## BEGIN SUPPLIED DATA
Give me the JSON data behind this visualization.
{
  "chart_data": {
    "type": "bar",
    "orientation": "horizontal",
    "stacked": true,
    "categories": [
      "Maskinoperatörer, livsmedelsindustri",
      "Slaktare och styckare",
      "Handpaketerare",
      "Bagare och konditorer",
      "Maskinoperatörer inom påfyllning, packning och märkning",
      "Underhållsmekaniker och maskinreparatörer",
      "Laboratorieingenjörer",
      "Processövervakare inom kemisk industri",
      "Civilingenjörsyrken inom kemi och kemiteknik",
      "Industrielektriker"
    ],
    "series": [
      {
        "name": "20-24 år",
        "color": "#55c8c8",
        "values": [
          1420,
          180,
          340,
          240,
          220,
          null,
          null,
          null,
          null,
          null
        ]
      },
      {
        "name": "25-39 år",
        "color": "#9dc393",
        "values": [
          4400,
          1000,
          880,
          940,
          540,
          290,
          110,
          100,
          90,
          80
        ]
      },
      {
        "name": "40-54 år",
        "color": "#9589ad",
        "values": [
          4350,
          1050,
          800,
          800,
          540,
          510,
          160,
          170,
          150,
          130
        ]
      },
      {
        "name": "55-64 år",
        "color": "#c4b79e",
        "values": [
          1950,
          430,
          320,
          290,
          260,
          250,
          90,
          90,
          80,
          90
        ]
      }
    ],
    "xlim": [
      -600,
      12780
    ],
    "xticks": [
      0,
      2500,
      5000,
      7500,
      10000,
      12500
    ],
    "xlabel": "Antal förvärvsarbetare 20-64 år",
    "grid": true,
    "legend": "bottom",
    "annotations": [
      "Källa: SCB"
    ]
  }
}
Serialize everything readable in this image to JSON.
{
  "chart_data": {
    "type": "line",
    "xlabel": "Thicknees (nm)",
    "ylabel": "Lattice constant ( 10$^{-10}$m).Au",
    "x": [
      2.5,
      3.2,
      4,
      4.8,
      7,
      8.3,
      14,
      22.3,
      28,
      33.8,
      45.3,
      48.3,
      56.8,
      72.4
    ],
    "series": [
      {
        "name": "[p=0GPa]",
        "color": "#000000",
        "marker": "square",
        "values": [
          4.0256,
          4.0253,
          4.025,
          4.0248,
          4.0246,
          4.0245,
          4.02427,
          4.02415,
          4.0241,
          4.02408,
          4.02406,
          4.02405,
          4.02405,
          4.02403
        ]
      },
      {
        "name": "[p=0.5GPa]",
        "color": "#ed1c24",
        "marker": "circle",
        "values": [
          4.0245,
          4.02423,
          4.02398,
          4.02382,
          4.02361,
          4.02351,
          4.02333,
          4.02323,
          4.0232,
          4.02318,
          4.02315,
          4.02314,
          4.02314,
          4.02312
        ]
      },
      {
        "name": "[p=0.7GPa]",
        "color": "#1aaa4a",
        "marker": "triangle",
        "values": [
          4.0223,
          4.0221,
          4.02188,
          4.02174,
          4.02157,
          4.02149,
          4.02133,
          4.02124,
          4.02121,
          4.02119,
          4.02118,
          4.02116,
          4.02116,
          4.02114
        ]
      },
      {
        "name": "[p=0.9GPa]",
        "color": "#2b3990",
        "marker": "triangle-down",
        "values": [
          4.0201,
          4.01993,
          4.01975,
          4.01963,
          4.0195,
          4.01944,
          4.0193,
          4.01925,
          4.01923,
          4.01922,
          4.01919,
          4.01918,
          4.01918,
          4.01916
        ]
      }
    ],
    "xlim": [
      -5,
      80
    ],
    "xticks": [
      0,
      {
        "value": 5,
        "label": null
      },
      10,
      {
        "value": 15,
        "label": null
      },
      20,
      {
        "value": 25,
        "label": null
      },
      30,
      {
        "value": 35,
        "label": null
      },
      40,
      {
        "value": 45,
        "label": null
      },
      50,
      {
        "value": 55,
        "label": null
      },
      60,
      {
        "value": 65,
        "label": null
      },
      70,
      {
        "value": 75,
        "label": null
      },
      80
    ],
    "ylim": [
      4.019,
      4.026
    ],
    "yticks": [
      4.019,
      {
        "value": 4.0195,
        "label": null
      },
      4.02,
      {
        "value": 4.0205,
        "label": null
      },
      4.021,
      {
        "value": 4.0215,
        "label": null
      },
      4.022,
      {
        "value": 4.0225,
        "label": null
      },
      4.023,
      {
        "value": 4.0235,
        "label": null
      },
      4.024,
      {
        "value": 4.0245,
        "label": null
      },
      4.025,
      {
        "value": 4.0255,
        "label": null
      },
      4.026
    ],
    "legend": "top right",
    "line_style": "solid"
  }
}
## END SUPPLIED DATA
EXERCISE OBJECTIVE: Each record must be repeated exactly as it is.

EXERCISE RESULT:
Give me the JSON data behind this visualization.
{
  "chart_data": {
    "type": "bar",
    "orientation": "horizontal",
    "stacked": true,
    "categories": [
      "Maskinoperatörer, livsmedelsindustri",
      "Slaktare och styckare",
      "Handpaketerare",
      "Bagare och konditorer",
      "Maskinoperatörer inom påfyllning, packning och märkning",
      "Underhållsmekaniker och maskinreparatörer",
      "Laboratorieingenjörer",
      "Processövervakare inom kemisk industri",
      "Civilingenjörsyrken inom kemi och kemiteknik",
      "Industrielektriker"
    ],
    "series": [
      {
        "name": "20-24 år",
        "color": "#55c8c8",
        "values": [
          1420,
          180,
          340,
          240,
          220,
          null,
          null,
          null,
          null,
          null
        ]
      },
      {
        "name": "25-39 år",
        "color": "#9dc393",
        "values": [
          4400,
          1000,
          880,
          940,
          540,
          290,
          110,
          100,
          90,
          80
        ]
      },
      {
        "name": "40-54 år",
        "color": "#9589ad",
        "values": [
          4350,
          1050,
          800,
          800,
          540,
          510,
          160,
          170,
          150,
          130
        ]
      },
      {
        "name": "55-64 år",
        "color": "#c4b79e",
        "values": [
          1950,
          430,
          320,
          290,
          260,
          250,
          90,
          90,
          80,
          90
        ]
      }
    ],
    "xlim": [
      -600,
      12780
    ],
    "xticks": [
      0,
      2500,
      5000,
      7500,
      10000,
      12500
    ],
    "xlabel": "Antal förvärvsarbetare 20-64 år",
    "grid": true,
    "legend": "bottom",
    "annotations": [
      "Källa: SCB"
    ]
  }
}
Serialize everything readable in this image to JSON.
{
  "chart_data": {
    "type": "line",
    "xlabel": "Thicknees (nm)",
    "ylabel": "Lattice constant ( 10$^{-10}$m).Au",
    "x": [
      2.5,
      3.2,
      4,
      4.8,
      7,
      8.3,
      14,
      22.3,
      28,
      33.8,
      45.3,
      48.3,
      56.8,
      72.4
    ],
    "series": [
      {
        "name": "[p=0GPa]",
        "color": "#000000",
        "marker": "square",
        "values": [
          4.0256,
          4.0253,
          4.025,
          4.0248,
          4.0246,
          4.0245,
          4.02427,
          4.02415,
          4.0241,
          4.02408,
          4.02406,
          4.02405,
          4.02405,
          4.02403
        ]
      },
      {
        "name": "[p=0.5GPa]",
        "color": "#ed1c24",
        "marker": "circle",
        "values": [
          4.0245,
          4.02423,
          4.02398,
          4.02382,
          4.02361,
          4.02351,
          4.02333,
          4.02323,
          4.0232,
          4.02318,
          4.02315,
          4.02314,
          4.02314,
          4.02312
        ]
      },
      {
        "name": "[p=0.7GPa]",
        "color": "#1aaa4a",
        "marker": "triangle",
        "values": [
          4.0223,
          4.0221,
          4.02188,
          4.02174,
          4.02157,
          4.02149,
          4.02133,
          4.02124,
          4.02121,
          4.02119,
          4.02118,
          4.02116,
          4.02116,
          4.02114
        ]
      },
      {
        "name": "[p=0.9GPa]",
        "color": "#2b3990",
        "marker": "triangle-down",
        "values": [
          4.0201,
          4.01993,
          4.01975,
          4.01963,
          4.0195,
          4.01944,
          4.0193,
          4.01925,
          4.01923,
          4.01922,
          4.01919,
          4.01918,
          4.01918,
          4.01916
        ]
      }
    ],
    "xlim": [
      -5,
      80
    ],
    "xticks": [
      0,
      {
        "value": 5,
        "label": null
      },
      10,
      {
        "value": 15,
        "label": null
      },
      20,
      {
        "value": 25,
        "label": null
      },
      30,
      {
        "value": 35,
        "label": null
      },
      40,
      {
        "value": 45,
        "label": null
      },
      50,
      {
        "value": 55,
        "label": null
      },
      60,
      {
        "value": 65,
        "label": null
      },
      70,
      {
        "value": 75,
        "label": null
      },
      80
    ],
    "ylim": [
      4.019,
      4.026
    ],
    "yticks": [
      4.019,
      {
        "value": 4.0195,
        "label": null
      },
      4.02,
      {
        "value": 4.0205,
        "label": null
      },
      4.021,
      {
        "value": 4.0215,
        "label": null
      },
      4.022,
      {
        "value": 4.0225,
        "label": null
      },
      4.023,
      {
        "value": 4.0235,
        "label": null
      },
      4.024,
      {
        "value": 4.0245,
        "label": null
      },
      4.025,
      {
        "value": 4.0255,
        "label": null
      },
      4.026
    ],
    "legend": "top right",
    "line_style": "solid"
  }
}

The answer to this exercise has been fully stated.